§ **Dataset rows**:
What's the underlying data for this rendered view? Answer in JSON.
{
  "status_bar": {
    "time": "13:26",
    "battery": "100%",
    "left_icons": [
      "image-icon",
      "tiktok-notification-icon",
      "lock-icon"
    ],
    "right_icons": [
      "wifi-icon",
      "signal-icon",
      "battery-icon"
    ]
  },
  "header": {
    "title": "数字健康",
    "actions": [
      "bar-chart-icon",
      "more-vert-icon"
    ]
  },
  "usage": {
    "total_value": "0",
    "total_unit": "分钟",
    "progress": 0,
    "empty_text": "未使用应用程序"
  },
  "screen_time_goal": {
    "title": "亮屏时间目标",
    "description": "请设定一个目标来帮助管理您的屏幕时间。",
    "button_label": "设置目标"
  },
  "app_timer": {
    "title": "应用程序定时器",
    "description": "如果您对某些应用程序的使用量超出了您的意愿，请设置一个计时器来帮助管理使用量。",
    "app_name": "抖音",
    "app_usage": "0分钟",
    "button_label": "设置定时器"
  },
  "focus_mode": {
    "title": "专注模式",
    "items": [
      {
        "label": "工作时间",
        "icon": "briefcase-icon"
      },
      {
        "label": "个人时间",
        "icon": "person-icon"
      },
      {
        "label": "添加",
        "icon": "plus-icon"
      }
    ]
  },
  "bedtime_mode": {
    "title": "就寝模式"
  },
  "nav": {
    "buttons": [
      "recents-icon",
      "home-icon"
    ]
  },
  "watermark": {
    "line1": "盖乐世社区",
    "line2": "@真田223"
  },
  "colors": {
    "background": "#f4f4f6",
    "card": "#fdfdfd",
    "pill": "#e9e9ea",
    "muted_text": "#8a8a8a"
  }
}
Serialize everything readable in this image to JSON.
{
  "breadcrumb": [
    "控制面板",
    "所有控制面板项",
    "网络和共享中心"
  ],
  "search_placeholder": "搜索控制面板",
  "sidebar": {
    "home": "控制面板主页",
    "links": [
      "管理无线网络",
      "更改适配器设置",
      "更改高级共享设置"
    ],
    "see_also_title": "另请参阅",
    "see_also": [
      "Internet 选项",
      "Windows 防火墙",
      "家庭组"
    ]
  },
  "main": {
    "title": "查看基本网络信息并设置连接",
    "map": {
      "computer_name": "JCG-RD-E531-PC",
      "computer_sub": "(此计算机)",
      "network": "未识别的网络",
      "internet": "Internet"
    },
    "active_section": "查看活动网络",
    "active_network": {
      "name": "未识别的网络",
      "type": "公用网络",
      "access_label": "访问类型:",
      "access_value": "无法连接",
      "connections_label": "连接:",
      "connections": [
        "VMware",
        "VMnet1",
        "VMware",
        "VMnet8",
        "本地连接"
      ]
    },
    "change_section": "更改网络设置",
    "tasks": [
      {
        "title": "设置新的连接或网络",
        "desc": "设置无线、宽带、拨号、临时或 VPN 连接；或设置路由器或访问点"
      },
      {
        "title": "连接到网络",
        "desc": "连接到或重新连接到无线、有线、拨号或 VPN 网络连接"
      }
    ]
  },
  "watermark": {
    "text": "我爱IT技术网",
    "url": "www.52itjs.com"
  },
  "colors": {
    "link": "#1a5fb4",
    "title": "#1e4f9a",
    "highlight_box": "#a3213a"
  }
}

§ **Problem to work on**: Print every entry exactly as written.

§ **Task solution**:
What's the underlying data for this rendered view? Answer in JSON.
{
  "status_bar": {
    "time": "13:26",
    "battery": "100%",
    "left_icons": [
      "image-icon",
      "tiktok-notification-icon",
      "lock-icon"
    ],
    "right_icons": [
      "wifi-icon",
      "signal-icon",
      "battery-icon"
    ]
  },
  "header": {
    "title": "数字健康",
    "actions": [
      "bar-chart-icon",
      "more-vert-icon"
    ]
  },
  "usage": {
    "total_value": "0",
    "total_unit": "分钟",
    "progress": 0,
    "empty_text": "未使用应用程序"
  },
  "screen_time_goal": {
    "title": "亮屏时间目标",
    "description": "请设定一个目标来帮助管理您的屏幕时间。",
    "button_label": "设置目标"
  },
  "app_timer": {
    "title": "应用程序定时器",
    "description": "如果您对某些应用程序的使用量超出了您的意愿，请设置一个计时器来帮助管理使用量。",
    "app_name": "抖音",
    "app_usage": "0分钟",
    "button_label": "设置定时器"
  },
  "focus_mode": {
    "title": "专注模式",
    "items": [
      {
        "label": "工作时间",
        "icon": "briefcase-icon"
      },
      {
        "label": "个人时间",
        "icon": "person-icon"
      },
      {
        "label": "添加",
        "icon": "plus-icon"
      }
    ]
  },
  "bedtime_mode": {
    "title": "就寝模式"
  },
  "nav": {
    "buttons": [
      "recents-icon",
      "home-icon"
    ]
  },
  "watermark": {
    "line1": "盖乐世社区",
    "line2": "@真田223"
  },
  "colors": {
    "background": "#f4f4f6",
    "card": "#fdfdfd",
    "pill": "#e9e9ea",
    "muted_text": "#8a8a8a"
  }
}
Serialize everything readable in this image to JSON.
{
  "breadcrumb": [
    "控制面板",
    "所有控制面板项",
    "网络和共享中心"
  ],
  "search_placeholder": "搜索控制面板",
  "sidebar": {
    "home": "控制面板主页",
    "links": [
      "管理无线网络",
      "更改适配器设置",
      "更改高级共享设置"
    ],
    "see_also_title": "另请参阅",
    "see_also": [
      "Internet 选项",
      "Windows 防火墙",
      "家庭组"
    ]
  },
  "main": {
    "title": "查看基本网络信息并设置连接",
    "map": {
      "computer_name": "JCG-RD-E531-PC",
      "computer_sub": "(此计算机)",
      "network": "未识别的网络",
      "internet": "Internet"
    },
    "active_section": "查看活动网络",
    "active_network": {
      "name": "未识别的网络",
      "type": "公用网络",
      "access_label": "访问类型:",
      "access_value": "无法连接",
      "connections_label": "连接:",
      "connections": [
        "VMware",
        "VMnet1",
        "VMware",
        "VMnet8",
        "本地连接"
      ]
    },
    "change_section": "更改网络设置",
    "tasks": [
      {
        "title": "设置新的连接或网络",
        "desc": "设置无线、宽带、拨号、临时或 VPN 连接；或设置路由器或访问点"
      },
      {
        "title": "连接到网络",
        "desc": "连接到或重新连接到无线、有线、拨号或 VPN 网络连接"
      }
    ]
  },
  "watermark": {
    "text": "我爱IT技术网",
    "url": "www.52itjs.com"
  },
  "colors": {
    "link": "#1a5fb4",
    "title": "#1e4f9a",
    "highlight_box": "#a3213a"
  }
}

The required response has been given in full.